SHORT EXERCISE: Transcribe the entries that follow, word for word.

— Begin DATA SHOWN —

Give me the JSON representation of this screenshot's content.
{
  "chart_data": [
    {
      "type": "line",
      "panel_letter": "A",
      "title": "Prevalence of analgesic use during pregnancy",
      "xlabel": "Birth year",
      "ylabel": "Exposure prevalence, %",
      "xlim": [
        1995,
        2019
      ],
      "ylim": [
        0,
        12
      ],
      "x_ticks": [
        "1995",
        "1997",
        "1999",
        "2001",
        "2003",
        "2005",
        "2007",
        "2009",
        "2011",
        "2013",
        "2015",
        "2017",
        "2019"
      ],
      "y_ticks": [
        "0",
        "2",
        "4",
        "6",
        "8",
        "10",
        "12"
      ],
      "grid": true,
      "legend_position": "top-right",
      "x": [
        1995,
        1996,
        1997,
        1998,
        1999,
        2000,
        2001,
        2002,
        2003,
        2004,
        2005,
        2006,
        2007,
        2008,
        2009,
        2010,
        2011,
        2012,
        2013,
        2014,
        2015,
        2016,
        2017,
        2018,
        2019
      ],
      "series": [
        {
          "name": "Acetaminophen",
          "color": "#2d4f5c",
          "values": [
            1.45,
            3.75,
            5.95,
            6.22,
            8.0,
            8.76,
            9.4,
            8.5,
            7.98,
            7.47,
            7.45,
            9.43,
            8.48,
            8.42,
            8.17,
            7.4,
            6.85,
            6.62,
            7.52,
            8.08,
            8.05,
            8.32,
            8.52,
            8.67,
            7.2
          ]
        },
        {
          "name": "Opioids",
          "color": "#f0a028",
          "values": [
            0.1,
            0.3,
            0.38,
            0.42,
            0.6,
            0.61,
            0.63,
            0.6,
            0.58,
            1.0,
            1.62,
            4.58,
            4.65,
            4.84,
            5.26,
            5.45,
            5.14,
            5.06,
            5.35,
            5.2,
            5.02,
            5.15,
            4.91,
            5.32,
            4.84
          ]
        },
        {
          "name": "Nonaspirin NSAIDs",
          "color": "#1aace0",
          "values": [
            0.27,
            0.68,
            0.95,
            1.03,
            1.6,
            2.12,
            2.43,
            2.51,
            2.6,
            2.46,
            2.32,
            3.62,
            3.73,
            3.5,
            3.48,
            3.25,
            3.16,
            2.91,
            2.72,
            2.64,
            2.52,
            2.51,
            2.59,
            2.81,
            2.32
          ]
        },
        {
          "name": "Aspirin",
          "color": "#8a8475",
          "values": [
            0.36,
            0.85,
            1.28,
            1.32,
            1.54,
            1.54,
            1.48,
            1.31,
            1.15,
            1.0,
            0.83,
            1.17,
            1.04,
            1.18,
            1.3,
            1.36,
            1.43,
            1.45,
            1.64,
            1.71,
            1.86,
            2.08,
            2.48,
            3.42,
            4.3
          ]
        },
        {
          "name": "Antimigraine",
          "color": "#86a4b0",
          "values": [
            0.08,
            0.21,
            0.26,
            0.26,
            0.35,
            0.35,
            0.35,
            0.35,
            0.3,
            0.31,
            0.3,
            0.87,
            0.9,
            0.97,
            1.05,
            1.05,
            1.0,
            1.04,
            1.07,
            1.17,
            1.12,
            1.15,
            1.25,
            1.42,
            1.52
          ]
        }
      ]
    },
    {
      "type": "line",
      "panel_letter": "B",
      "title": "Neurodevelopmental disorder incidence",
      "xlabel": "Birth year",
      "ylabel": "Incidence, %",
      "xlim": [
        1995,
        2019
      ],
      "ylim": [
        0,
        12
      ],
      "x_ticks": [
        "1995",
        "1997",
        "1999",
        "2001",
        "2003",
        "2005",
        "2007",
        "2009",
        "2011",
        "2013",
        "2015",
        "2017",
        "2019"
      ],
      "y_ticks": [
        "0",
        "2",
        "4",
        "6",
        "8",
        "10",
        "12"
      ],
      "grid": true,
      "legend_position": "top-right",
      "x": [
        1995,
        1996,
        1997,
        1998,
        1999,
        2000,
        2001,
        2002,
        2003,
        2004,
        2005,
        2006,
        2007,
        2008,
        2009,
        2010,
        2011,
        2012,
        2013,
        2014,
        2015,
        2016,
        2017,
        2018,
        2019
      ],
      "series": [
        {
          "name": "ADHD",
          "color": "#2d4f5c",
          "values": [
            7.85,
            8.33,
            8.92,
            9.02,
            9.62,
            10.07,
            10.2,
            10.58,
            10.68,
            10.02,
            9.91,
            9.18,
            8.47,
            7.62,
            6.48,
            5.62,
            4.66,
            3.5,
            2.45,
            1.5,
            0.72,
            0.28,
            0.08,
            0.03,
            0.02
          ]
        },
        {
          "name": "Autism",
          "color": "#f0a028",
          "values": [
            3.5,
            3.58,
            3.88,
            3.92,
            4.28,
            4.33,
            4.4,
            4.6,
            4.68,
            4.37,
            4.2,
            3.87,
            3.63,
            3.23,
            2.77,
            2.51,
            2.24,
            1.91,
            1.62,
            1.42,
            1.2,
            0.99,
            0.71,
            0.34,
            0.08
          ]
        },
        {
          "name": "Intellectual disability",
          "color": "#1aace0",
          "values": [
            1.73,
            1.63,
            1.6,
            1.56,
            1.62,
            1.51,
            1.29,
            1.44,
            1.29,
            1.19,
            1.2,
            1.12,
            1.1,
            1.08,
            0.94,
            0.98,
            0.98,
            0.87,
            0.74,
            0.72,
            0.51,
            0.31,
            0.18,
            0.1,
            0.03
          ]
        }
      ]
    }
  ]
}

— End DATA SHOWN —

SOLUTION TO THIS EXERCISE:
Give me the JSON representation of this screenshot's content.
{
  "chart_data": [
    {
      "type": "line",
      "panel_letter": "A",
      "title": "Prevalence of analgesic use during pregnancy",
      "xlabel": "Birth year",
      "ylabel": "Exposure prevalence, %",
      "xlim": [
        1995,
        2019
      ],
      "ylim": [
        0,
        12
      ],
      "x_ticks": [
        "1995",
        "1997",
        "1999",
        "2001",
        "2003",
        "2005",
        "2007",
        "2009",
        "2011",
        "2013",
        "2015",
        "2017",
        "2019"
      ],
      "y_ticks": [
        "0",
        "2",
        "4",
        "6",
        "8",
        "10",
        "12"
      ],
      "grid": true,
      "legend_position": "top-right",
      "x": [
        1995,
        1996,
        1997,
        1998,
        1999,
        2000,
        2001,
        2002,
        2003,
        2004,
        2005,
        2006,
        2007,
        2008,
        2009,
        2010,
        2011,
        2012,
        2013,
        2014,
        2015,
        2016,
        2017,
        2018,
        2019
      ],
      "series": [
        {
          "name": "Acetaminophen",
          "color": "#2d4f5c",
          "values": [
            1.45,
            3.75,
            5.95,
            6.22,
            8.0,
            8.76,
            9.4,
            8.5,
            7.98,
            7.47,
            7.45,
            9.43,
            8.48,
            8.42,
            8.17,
            7.4,
            6.85,
            6.62,
            7.52,
            8.08,
            8.05,
            8.32,
            8.52,
            8.67,
            7.2
          ]
        },
        {
          "name": "Opioids",
          "color": "#f0a028",
          "values": [
            0.1,
            0.3,
            0.38,
            0.42,
            0.6,
            0.61,
            0.63,
            0.6,
            0.58,
            1.0,
            1.62,
            4.58,
            4.65,
            4.84,
            5.26,
            5.45,
            5.14,
            5.06,
            5.35,
            5.2,
            5.02,
            5.15,
            4.91,
            5.32,
            4.84
          ]
        },
        {
          "name": "Nonaspirin NSAIDs",
          "color": "#1aace0",
          "values": [
            0.27,
            0.68,
            0.95,
            1.03,
            1.6,
            2.12,
            2.43,
            2.51,
            2.6,
            2.46,
            2.32,
            3.62,
            3.73,
            3.5,
            3.48,
            3.25,
            3.16,
            2.91,
            2.72,
            2.64,
            2.52,
            2.51,
            2.59,
            2.81,
            2.32
          ]
        },
        {
          "name": "Aspirin",
          "color": "#8a8475",
          "values": [
            0.36,
            0.85,
            1.28,
            1.32,
            1.54,
            1.54,
            1.48,
            1.31,
            1.15,
            1.0,
            0.83,
            1.17,
            1.04,
            1.18,
            1.3,
            1.36,
            1.43,
            1.45,
            1.64,
            1.71,
            1.86,
            2.08,
            2.48,
            3.42,
            4.3
          ]
        },
        {
          "name": "Antimigraine",
          "color": "#86a4b0",
          "values": [
            0.08,
            0.21,
            0.26,
            0.26,
            0.35,
            0.35,
            0.35,
            0.35,
            0.3,
            0.31,
            0.3,
            0.87,
            0.9,
            0.97,
            1.05,
            1.05,
            1.0,
            1.04,
            1.07,
            1.17,
            1.12,
            1.15,
            1.25,
            1.42,
            1.52
          ]
        }
      ]
    },
    {
      "type": "line",
      "panel_letter": "B",
      "title": "Neurodevelopmental disorder incidence",
      "xlabel": "Birth year",
      "ylabel": "Incidence, %",
      "xlim": [
        1995,
        2019
      ],
      "ylim": [
        0,
        12
      ],
      "x_ticks": [
        "1995",
        "1997",
        "1999",
        "2001",
        "2003",
        "2005",
        "2007",
        "2009",
        "2011",
        "2013",
        "2015",
        "2017",
        "2019"
      ],
      "y_ticks": [
        "0",
        "2",
        "4",
        "6",
        "8",
        "10",
        "12"
      ],
      "grid": true,
      "legend_position": "top-right",
      "x": [
        1995,
        1996,
        1997,
        1998,
        1999,
        2000,
        2001,
        2002,
        2003,
        2004,
        2005,
        2006,
        2007,
        2008,
        2009,
        2010,
        2011,
        2012,
        2013,
        2014,
        2015,
        2016,
        2017,
        2018,
        2019
      ],
      "series": [
        {
          "name": "ADHD",
          "color": "#2d4f5c",
          "values": [
            7.85,
            8.33,
            8.92,
            9.02,
            9.62,
            10.07,
            10.2,
            10.58,
            10.68,
            10.02,
            9.91,
            9.18,
            8.47,
            7.62,
            6.48,
            5.62,
            4.66,
            3.5,
            2.45,
            1.5,
            0.72,
            0.28,
            0.08,
            0.03,
            0.02
          ]
        },
        {
          "name": "Autism",
          "color": "#f0a028",
          "values": [
            3.5,
            3.58,
            3.88,
            3.92,
            4.28,
            4.33,
            4.4,
            4.6,
            4.68,
            4.37,
            4.2,
            3.87,
            3.63,
            3.23,
            2.77,
            2.51,
            2.24,
            1.91,
            1.62,
            1.42,
            1.2,
            0.99,
            0.71,
            0.34,
            0.08
          ]
        },
        {
          "name": "Intellectual disability",
          "color": "#1aace0",
          "values": [
            1.73,
            1.63,
            1.6,
            1.56,
            1.62,
            1.51,
            1.29,
            1.44,
            1.29,
            1.19,
            1.2,
            1.12,
            1.1,
            1.08,
            0.94,
            0.98,
            0.98,
            0.87,
            0.74,
            0.72,
            0.51,
            0.31,
            0.18,
            0.1,
            0.03
          ]
        }
      ]
    }
  ]
}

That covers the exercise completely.